#### What to produce
Return each line of the listing that contains the string "clusters".

Start Data listing

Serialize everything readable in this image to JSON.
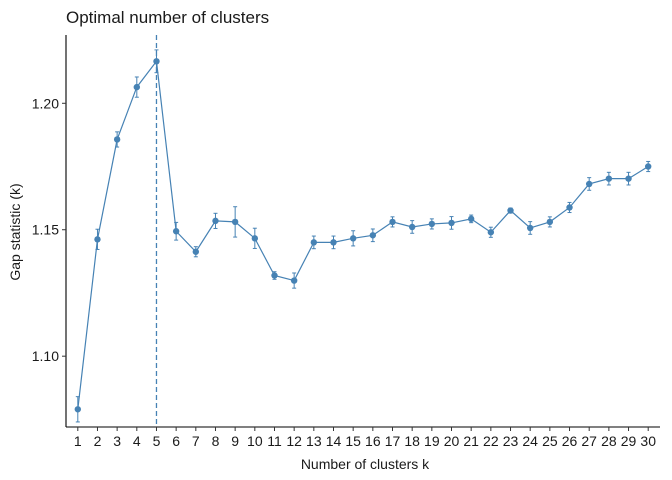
{
  "chart_data": {
    "type": "line",
    "title": "Optimal number of clusters",
    "xlabel": "Number of clusters k",
    "ylabel": "Gap statistic (k)",
    "ylim": [
      1.072,
      1.227
    ],
    "y_ticks": [
      1.1,
      1.15,
      1.2
    ],
    "y_tick_labels": [
      "1.10",
      "1.15",
      "1.20"
    ],
    "optimal_k": 5,
    "line_color": "#4682B4",
    "grid": false,
    "x": [
      1,
      2,
      3,
      4,
      5,
      6,
      7,
      8,
      9,
      10,
      11,
      12,
      13,
      14,
      15,
      16,
      17,
      18,
      19,
      20,
      21,
      22,
      23,
      24,
      25,
      26,
      27,
      28,
      29,
      30
    ],
    "x_tick_labels": [
      "1",
      "2",
      "3",
      "4",
      "5",
      "6",
      "7",
      "8",
      "9",
      "10",
      "11",
      "12",
      "13",
      "14",
      "15",
      "16",
      "17",
      "18",
      "19",
      "20",
      "21",
      "22",
      "23",
      "24",
      "25",
      "26",
      "27",
      "28",
      "29",
      "30"
    ],
    "series": [
      {
        "values": [
          1.079,
          1.1462,
          1.1857,
          1.2064,
          1.2166,
          1.1494,
          1.1413,
          1.1535,
          1.1531,
          1.1466,
          1.1319,
          1.1299,
          1.145,
          1.145,
          1.1466,
          1.1478,
          1.1531,
          1.1511,
          1.1523,
          1.1527,
          1.1543,
          1.149,
          1.1576,
          1.1507,
          1.1531,
          1.1588,
          1.1681,
          1.1702,
          1.1702,
          1.175
        ],
        "error": [
          0.005,
          0.004,
          0.003,
          0.004,
          0.0045,
          0.0035,
          0.002,
          0.003,
          0.006,
          0.004,
          0.0015,
          0.003,
          0.0025,
          0.0025,
          0.003,
          0.0025,
          0.002,
          0.0025,
          0.002,
          0.0025,
          0.0015,
          0.002,
          0.001,
          0.0025,
          0.002,
          0.002,
          0.0025,
          0.0025,
          0.0025,
          0.002
        ]
      }
    ]
  }
}
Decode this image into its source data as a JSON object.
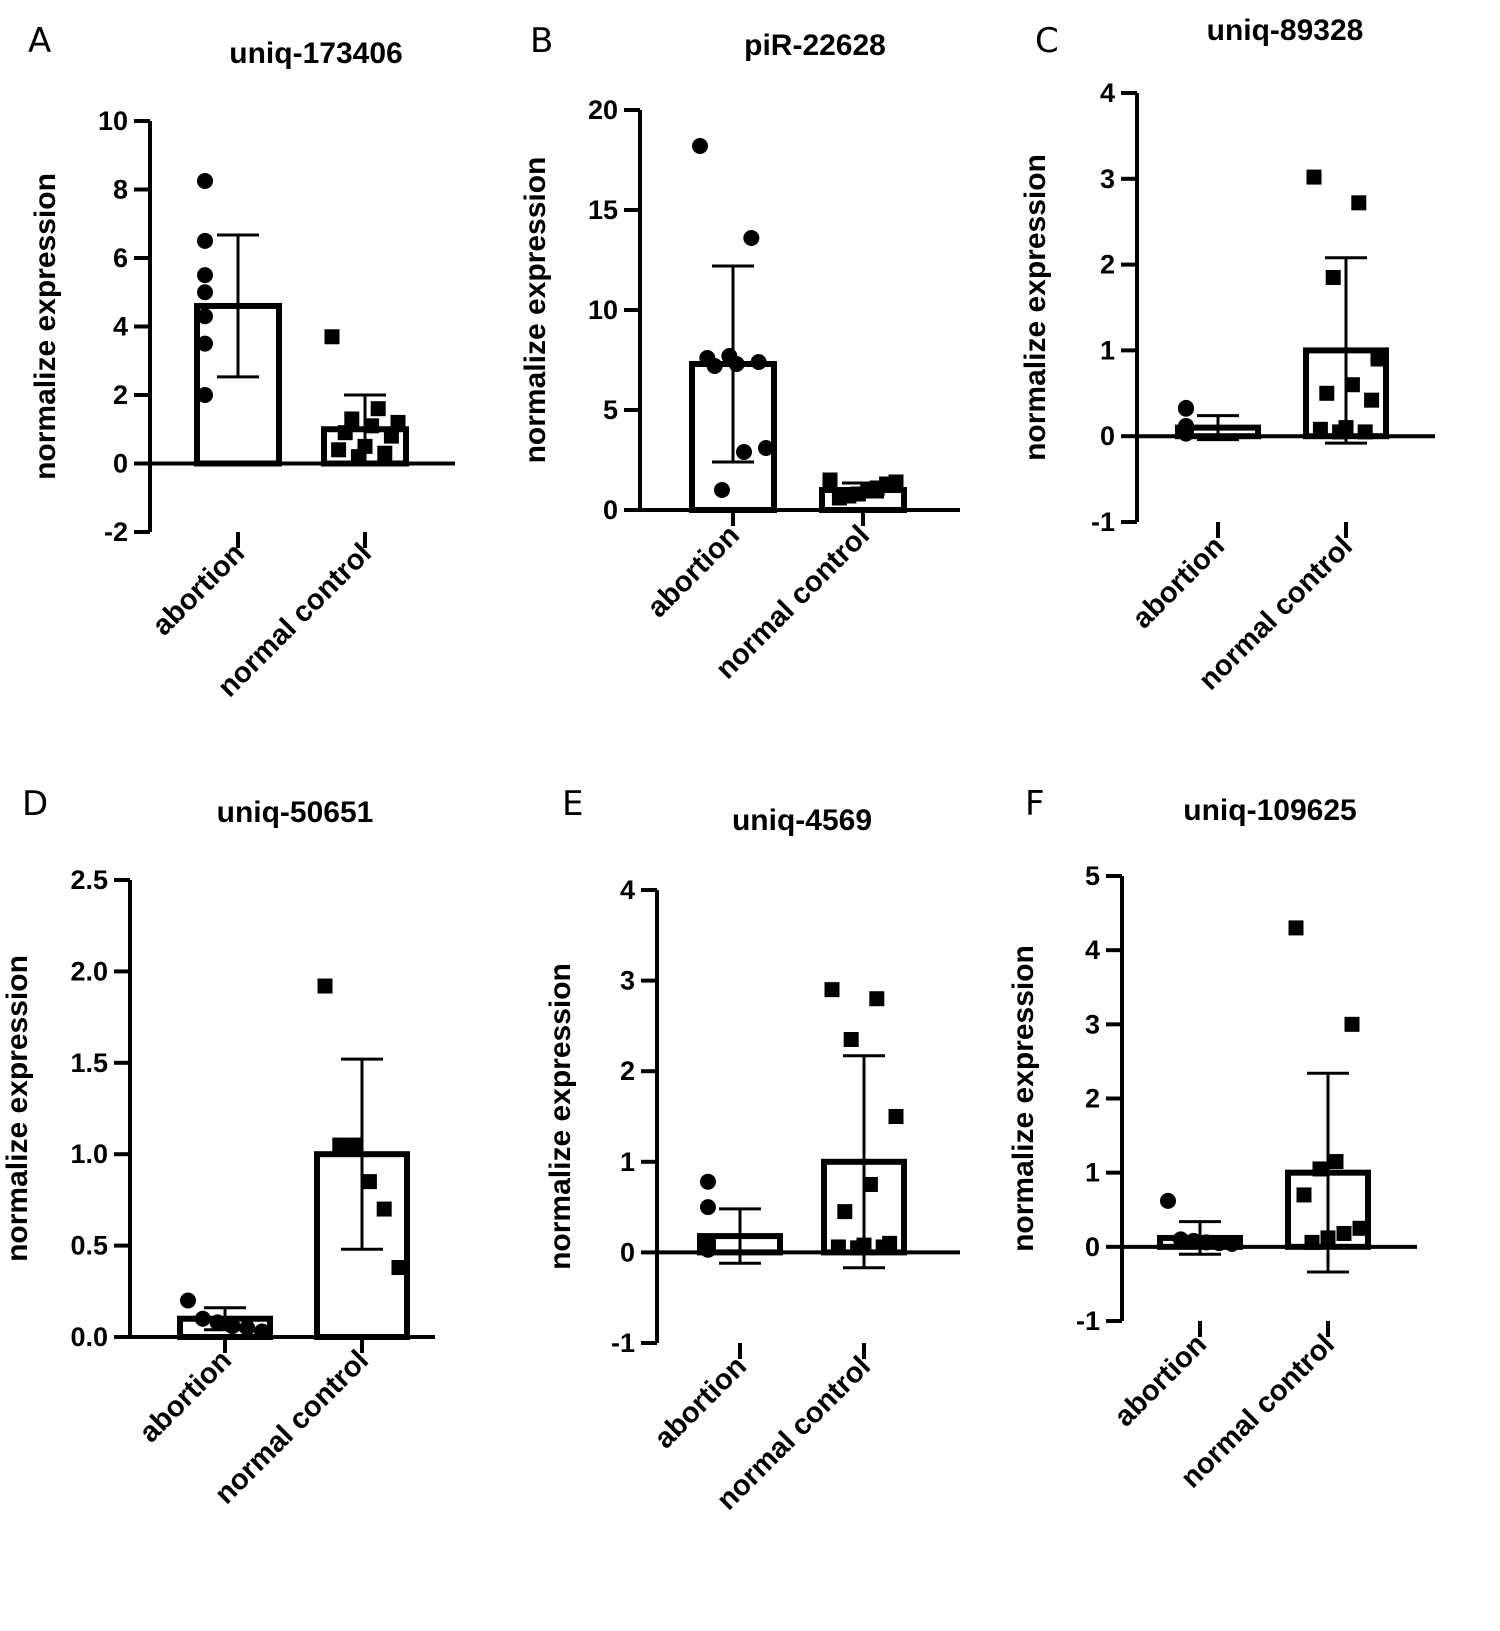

End Data listing

#### Right answer
    "title": "Optimal number of clusters",
    "xlabel": "Number of clusters k",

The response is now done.